Source material:

=-=-=-=-=

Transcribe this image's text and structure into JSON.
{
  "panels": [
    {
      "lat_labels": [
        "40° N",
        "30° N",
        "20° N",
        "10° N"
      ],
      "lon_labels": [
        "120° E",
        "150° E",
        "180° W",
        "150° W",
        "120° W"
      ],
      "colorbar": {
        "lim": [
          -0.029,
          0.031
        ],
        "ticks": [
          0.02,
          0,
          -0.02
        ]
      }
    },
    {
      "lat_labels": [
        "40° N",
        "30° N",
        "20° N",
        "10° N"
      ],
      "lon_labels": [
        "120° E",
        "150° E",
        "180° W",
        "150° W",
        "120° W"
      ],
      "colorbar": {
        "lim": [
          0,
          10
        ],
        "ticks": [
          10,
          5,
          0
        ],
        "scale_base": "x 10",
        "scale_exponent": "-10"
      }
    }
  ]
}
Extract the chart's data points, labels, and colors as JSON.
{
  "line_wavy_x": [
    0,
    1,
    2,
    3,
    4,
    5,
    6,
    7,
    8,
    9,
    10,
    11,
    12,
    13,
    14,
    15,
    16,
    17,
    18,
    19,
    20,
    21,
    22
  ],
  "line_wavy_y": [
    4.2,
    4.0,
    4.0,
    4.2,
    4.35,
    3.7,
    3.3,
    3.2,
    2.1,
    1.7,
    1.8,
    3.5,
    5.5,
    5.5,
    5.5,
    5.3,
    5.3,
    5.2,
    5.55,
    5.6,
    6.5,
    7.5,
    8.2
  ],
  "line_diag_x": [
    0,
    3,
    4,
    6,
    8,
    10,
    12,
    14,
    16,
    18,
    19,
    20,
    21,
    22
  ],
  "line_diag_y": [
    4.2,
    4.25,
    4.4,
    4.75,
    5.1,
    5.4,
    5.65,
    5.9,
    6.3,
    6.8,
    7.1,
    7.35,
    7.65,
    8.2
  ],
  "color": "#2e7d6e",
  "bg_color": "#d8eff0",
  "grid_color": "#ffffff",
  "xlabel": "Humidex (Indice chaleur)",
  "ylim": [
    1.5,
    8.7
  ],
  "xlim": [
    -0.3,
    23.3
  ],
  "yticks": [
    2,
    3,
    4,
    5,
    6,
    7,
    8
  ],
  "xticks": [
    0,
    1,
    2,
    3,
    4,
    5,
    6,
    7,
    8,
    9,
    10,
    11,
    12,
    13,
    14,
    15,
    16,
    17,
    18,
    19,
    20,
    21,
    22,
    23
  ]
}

=-=-=-=-=

What this task involves: Transcribe exactly the line containing "Extract the chart's" and all remaining lines of the material, ending with the last one.

Answer to this problem:
Extract the chart's data points, labels, and colors as JSON.
{
  "line_wavy_x": [
    0,
    1,
    2,
    3,
    4,
    5,
    6,
    7,
    8,
    9,
    10,
    11,
    12,
    13,
    14,
    15,
    16,
    17,
    18,
    19,
    20,
    21,
    22
  ],
  "line_wavy_y": [
    4.2,
    4.0,
    4.0,
    4.2,
    4.35,
    3.7,
    3.3,
    3.2,
    2.1,
    1.7,
    1.8,
    3.5,
    5.5,
    5.5,
    5.5,
    5.3,
    5.3,
    5.2,
    5.55,
    5.6,
    6.5,
    7.5,
    8.2
  ],
  "line_diag_x": [
    0,
    3,
    4,
    6,
    8,
    10,
    12,
    14,
    16,
    18,
    19,
    20,
    21,
    22
  ],
  "line_diag_y": [
    4.2,
    4.25,
    4.4,
    4.75,
    5.1,
    5.4,
    5.65,
    5.9,
    6.3,
    6.8,
    7.1,
    7.35,
    7.65,
    8.2
  ],
  "color": "#2e7d6e",
  "bg_color": "#d8eff0",
  "grid_color": "#ffffff",
  "xlabel": "Humidex (Indice chaleur)",
  "ylim": [
    1.5,
    8.7
  ],
  "xlim": [
    -0.3,
    23.3
  ],
  "yticks": [
    2,
    3,
    4,
    5,
    6,
    7,
    8
  ],
  "xticks": [
    0,
    1,
    2,
    3,
    4,
    5,
    6,
    7,
    8,
    9,
    10,
    11,
    12,
    13,
    14,
    15,
    16,
    17,
    18,
    19,
    20,
    21,
    22,
    23
  ]
}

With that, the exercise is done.